[Data entries for graphics]
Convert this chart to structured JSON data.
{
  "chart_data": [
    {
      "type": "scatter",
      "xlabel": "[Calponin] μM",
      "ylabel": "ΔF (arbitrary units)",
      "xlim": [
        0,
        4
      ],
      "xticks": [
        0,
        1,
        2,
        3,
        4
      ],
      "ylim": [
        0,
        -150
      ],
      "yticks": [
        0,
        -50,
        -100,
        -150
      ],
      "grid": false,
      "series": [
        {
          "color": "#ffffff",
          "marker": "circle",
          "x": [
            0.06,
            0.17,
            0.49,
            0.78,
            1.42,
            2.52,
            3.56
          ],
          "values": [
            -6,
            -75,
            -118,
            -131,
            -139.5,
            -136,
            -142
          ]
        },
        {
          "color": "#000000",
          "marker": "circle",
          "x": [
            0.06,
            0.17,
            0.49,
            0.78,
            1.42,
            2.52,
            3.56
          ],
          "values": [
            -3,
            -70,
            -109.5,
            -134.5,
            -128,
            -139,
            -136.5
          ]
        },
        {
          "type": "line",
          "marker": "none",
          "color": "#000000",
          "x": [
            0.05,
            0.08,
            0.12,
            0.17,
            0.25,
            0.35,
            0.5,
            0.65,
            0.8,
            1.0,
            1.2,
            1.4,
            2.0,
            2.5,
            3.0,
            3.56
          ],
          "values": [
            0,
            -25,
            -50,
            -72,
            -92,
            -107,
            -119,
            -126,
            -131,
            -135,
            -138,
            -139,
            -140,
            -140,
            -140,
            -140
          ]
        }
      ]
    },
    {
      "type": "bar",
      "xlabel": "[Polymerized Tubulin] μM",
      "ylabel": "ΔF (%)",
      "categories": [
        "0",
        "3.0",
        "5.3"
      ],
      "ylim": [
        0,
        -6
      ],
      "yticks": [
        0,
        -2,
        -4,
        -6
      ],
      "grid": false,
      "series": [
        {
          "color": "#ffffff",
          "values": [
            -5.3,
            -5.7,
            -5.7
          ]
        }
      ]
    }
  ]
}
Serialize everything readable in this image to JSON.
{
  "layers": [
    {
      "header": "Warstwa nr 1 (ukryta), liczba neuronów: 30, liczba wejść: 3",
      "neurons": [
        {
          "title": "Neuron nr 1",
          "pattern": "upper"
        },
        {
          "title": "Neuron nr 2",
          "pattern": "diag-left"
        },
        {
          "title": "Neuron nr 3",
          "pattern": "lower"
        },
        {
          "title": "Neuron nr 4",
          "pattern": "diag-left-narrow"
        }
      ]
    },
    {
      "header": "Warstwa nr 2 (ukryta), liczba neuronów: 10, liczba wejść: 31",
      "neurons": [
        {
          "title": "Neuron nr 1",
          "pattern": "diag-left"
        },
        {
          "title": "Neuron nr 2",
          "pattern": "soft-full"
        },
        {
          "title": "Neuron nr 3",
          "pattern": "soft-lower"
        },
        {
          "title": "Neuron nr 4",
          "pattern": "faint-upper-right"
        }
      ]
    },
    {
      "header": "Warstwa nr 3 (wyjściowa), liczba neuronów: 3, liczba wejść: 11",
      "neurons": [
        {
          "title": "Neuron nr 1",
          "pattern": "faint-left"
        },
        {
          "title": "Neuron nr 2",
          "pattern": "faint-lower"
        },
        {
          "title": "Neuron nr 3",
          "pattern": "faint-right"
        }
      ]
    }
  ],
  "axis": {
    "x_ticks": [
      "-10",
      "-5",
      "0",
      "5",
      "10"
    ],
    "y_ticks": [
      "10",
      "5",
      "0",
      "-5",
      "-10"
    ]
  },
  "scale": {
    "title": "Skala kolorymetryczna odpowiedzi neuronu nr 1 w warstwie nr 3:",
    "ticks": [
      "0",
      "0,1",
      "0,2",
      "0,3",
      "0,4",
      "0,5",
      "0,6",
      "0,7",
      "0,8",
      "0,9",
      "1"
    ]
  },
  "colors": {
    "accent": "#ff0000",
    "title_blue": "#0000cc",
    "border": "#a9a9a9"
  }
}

| Exercise requirements |
Send back each record exactly as it stands.

| Exercise result |
Convert this chart to structured JSON data.
{
  "chart_data": [
    {
      "type": "scatter",
      "xlabel": "[Calponin] μM",
      "ylabel": "ΔF (arbitrary units)",
      "xlim": [
        0,
        4
      ],
      "xticks": [
        0,
        1,
        2,
        3,
        4
      ],
      "ylim": [
        0,
        -150
      ],
      "yticks": [
        0,
        -50,
        -100,
        -150
      ],
      "grid": false,
      "series": [
        {
          "color": "#ffffff",
          "marker": "circle",
          "x": [
            0.06,
            0.17,
            0.49,
            0.78,
            1.42,
            2.52,
            3.56
          ],
          "values": [
            -6,
            -75,
            -118,
            -131,
            -139.5,
            -136,
            -142
          ]
        },
        {
          "color": "#000000",
          "marker": "circle",
          "x": [
            0.06,
            0.17,
            0.49,
            0.78,
            1.42,
            2.52,
            3.56
          ],
          "values": [
            -3,
            -70,
            -109.5,
            -134.5,
            -128,
            -139,
            -136.5
          ]
        },
        {
          "type": "line",
          "marker": "none",
          "color": "#000000",
          "x": [
            0.05,
            0.08,
            0.12,
            0.17,
            0.25,
            0.35,
            0.5,
            0.65,
            0.8,
            1.0,
            1.2,
            1.4,
            2.0,
            2.5,
            3.0,
            3.56
          ],
          "values": [
            0,
            -25,
            -50,
            -72,
            -92,
            -107,
            -119,
            -126,
            -131,
            -135,
            -138,
            -139,
            -140,
            -140,
            -140,
            -140
          ]
        }
      ]
    },
    {
      "type": "bar",
      "xlabel": "[Polymerized Tubulin] μM",
      "ylabel": "ΔF (%)",
      "categories": [
        "0",
        "3.0",
        "5.3"
      ],
      "ylim": [
        0,
        -6
      ],
      "yticks": [
        0,
        -2,
        -4,
        -6
      ],
      "grid": false,
      "series": [
        {
          "color": "#ffffff",
          "values": [
            -5.3,
            -5.7,
            -5.7
          ]
        }
      ]
    }
  ]
}
Serialize everything readable in this image to JSON.
{
  "layers": [
    {
      "header": "Warstwa nr 1 (ukryta), liczba neuronów: 30, liczba wejść: 3",
      "neurons": [
        {
          "title": "Neuron nr 1",
          "pattern": "upper"
        },
        {
          "title": "Neuron nr 2",
          "pattern": "diag-left"
        },
        {
          "title": "Neuron nr 3",
          "pattern": "lower"
        },
        {
          "title": "Neuron nr 4",
          "pattern": "diag-left-narrow"
        }
      ]
    },
    {
      "header": "Warstwa nr 2 (ukryta), liczba neuronów: 10, liczba wejść: 31",
      "neurons": [
        {
          "title": "Neuron nr 1",
          "pattern": "diag-left"
        },
        {
          "title": "Neuron nr 2",
          "pattern": "soft-full"
        },
        {
          "title": "Neuron nr 3",
          "pattern": "soft-lower"
        },
        {
          "title": "Neuron nr 4",
          "pattern": "faint-upper-right"
        }
      ]
    },
    {
      "header": "Warstwa nr 3 (wyjściowa), liczba neuronów: 3, liczba wejść: 11",
      "neurons": [
        {
          "title": "Neuron nr 1",
          "pattern": "faint-left"
        },
        {
          "title": "Neuron nr 2",
          "pattern": "faint-lower"
        },
        {
          "title": "Neuron nr 3",
          "pattern": "faint-right"
        }
      ]
    }
  ],
  "axis": {
    "x_ticks": [
      "-10",
      "-5",
      "0",
      "5",
      "10"
    ],
    "y_ticks": [
      "10",
      "5",
      "0",
      "-5",
      "-10"
    ]
  },
  "scale": {
    "title": "Skala kolorymetryczna odpowiedzi neuronu nr 1 w warstwie nr 3:",
    "ticks": [
      "0",
      "0,1",
      "0,2",
      "0,3",
      "0,4",
      "0,5",
      "0,6",
      "0,7",
      "0,8",
      "0,9",
      "1"
    ]
  },
  "colors": {
    "accent": "#ff0000",
    "title_blue": "#0000cc",
    "border": "#a9a9a9"
  }
}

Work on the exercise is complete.